# WHAT TO WORK ON
Can you quote the lines below exactly, starting at the line with "Convert this document image to plain text." and going through the last one?

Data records
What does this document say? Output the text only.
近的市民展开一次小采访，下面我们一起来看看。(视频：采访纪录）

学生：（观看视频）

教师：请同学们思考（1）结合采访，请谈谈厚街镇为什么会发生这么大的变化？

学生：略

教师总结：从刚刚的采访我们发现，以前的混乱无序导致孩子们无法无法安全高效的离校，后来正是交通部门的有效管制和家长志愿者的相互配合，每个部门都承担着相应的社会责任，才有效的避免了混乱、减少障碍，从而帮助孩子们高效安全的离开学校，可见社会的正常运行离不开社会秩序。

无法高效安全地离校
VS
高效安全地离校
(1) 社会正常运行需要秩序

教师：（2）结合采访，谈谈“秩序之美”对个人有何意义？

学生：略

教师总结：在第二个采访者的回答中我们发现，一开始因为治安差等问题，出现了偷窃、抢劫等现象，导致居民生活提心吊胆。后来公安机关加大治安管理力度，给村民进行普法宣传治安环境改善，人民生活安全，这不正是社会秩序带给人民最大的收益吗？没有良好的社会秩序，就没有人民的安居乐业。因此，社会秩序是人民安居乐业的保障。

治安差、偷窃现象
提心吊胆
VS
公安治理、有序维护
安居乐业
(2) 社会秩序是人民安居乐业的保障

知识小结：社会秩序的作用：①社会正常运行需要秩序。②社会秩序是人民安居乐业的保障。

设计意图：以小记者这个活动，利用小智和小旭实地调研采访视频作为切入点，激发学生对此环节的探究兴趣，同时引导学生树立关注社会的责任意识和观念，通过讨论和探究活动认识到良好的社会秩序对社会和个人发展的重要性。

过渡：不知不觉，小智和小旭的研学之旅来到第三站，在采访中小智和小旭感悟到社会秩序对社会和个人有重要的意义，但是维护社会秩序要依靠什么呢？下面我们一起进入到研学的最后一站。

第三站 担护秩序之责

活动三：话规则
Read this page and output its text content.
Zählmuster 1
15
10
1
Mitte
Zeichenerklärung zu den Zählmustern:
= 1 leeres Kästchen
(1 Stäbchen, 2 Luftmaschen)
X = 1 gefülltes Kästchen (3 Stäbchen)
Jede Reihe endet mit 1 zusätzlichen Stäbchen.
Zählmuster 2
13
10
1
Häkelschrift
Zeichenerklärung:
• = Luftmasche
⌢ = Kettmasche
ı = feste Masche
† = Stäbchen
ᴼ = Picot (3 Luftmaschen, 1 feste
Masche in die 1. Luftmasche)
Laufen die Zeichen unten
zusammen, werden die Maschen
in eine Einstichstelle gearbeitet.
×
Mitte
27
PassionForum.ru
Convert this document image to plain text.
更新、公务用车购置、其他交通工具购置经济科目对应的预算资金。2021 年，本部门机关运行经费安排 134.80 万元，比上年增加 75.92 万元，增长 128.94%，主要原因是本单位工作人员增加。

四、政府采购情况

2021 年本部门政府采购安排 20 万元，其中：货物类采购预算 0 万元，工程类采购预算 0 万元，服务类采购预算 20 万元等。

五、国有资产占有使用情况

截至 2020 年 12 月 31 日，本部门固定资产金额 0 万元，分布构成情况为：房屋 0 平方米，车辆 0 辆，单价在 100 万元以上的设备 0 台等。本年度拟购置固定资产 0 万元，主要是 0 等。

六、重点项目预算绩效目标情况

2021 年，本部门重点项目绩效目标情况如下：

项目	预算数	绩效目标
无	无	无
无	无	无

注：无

# OUTPUT FOR THIS TASK
Convert this document image to plain text.
更新、公务用车购置、其他交通工具购置经济科目对应的预算资金。2021 年，本部门机关运行经费安排 134.80 万元，比上年增加 75.92 万元，增长 128.94%，主要原因是本单位工作人员增加。

四、政府采购情况

2021 年本部门政府采购安排 20 万元，其中：货物类采购预算 0 万元，工程类采购预算 0 万元，服务类采购预算 20 万元等。

五、国有资产占有使用情况

截至 2020 年 12 月 31 日，本部门固定资产金额 0 万元，分布构成情况为：房屋 0 平方米，车辆 0 辆，单价在 100 万元以上的设备 0 台等。本年度拟购置固定资产 0 万元，主要是 0 等。

六、重点项目预算绩效目标情况

2021 年，本部门重点项目绩效目标情况如下：

项目	预算数	绩效目标
无	无	无
无	无	无

注：无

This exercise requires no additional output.